Return the listing word for word, as given.
··· Records shown ···
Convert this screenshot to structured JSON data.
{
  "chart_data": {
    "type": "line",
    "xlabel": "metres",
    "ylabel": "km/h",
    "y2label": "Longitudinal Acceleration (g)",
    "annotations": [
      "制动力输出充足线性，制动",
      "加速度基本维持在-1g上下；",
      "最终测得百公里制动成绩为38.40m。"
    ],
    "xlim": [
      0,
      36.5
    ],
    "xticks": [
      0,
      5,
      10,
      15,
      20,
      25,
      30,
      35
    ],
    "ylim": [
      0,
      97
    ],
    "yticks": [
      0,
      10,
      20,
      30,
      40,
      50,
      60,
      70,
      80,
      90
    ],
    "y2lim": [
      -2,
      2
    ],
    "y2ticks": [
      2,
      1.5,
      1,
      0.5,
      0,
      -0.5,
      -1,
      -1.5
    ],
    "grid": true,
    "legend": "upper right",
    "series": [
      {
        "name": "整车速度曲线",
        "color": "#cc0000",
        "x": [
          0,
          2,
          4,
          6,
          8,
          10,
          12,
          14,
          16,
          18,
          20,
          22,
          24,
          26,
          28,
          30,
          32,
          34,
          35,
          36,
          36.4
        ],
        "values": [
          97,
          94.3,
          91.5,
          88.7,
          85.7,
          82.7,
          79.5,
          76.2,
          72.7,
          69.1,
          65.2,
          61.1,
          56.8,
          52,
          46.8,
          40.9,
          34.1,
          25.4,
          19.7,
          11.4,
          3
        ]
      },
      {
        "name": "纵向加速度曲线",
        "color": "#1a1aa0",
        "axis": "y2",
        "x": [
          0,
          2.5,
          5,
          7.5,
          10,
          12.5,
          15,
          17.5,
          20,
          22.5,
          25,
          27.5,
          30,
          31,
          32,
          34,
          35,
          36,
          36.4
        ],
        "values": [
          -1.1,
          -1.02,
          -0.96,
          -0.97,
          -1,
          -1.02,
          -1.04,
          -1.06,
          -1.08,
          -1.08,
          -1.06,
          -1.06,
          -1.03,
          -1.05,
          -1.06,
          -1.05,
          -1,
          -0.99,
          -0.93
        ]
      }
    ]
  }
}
···
The response:
Convert this screenshot to structured JSON data.
{
  "chart_data": {
    "type": "line",
    "xlabel": "metres",
    "ylabel": "km/h",
    "y2label": "Longitudinal Acceleration (g)",
    "annotations": [
      "制动力输出充足线性，制动",
      "加速度基本维持在-1g上下；",
      "最终测得百公里制动成绩为38.40m。"
    ],
    "xlim": [
      0,
      36.5
    ],
    "xticks": [
      0,
      5,
      10,
      15,
      20,
      25,
      30,
      35
    ],
    "ylim": [
      0,
      97
    ],
    "yticks": [
      0,
      10,
      20,
      30,
      40,
      50,
      60,
      70,
      80,
      90
    ],
    "y2lim": [
      -2,
      2
    ],
    "y2ticks": [
      2,
      1.5,
      1,
      0.5,
      0,
      -0.5,
      -1,
      -1.5
    ],
    "grid": true,
    "legend": "upper right",
    "series": [
      {
        "name": "整车速度曲线",
        "color": "#cc0000",
        "x": [
          0,
          2,
          4,
          6,
          8,
          10,
          12,
          14,
          16,
          18,
          20,
          22,
          24,
          26,
          28,
          30,
          32,
          34,
          35,
          36,
          36.4
        ],
        "values": [
          97,
          94.3,
          91.5,
          88.7,
          85.7,
          82.7,
          79.5,
          76.2,
          72.7,
          69.1,
          65.2,
          61.1,
          56.8,
          52,
          46.8,
          40.9,
          34.1,
          25.4,
          19.7,
          11.4,
          3
        ]
      },
      {
        "name": "纵向加速度曲线",
        "color": "#1a1aa0",
        "axis": "y2",
        "x": [
          0,
          2.5,
          5,
          7.5,
          10,
          12.5,
          15,
          17.5,
          20,
          22.5,
          25,
          27.5,
          30,
          31,
          32,
          34,
          35,
          36,
          36.4
        ],
        "values": [
          -1.1,
          -1.02,
          -0.96,
          -0.97,
          -1,
          -1.02,
          -1.04,
          -1.06,
          -1.08,
          -1.08,
          -1.06,
          -1.06,
          -1.03,
          -1.05,
          -1.06,
          -1.05,
          -1,
          -0.99,
          -0.93
        ]
      }
    ]
  }
}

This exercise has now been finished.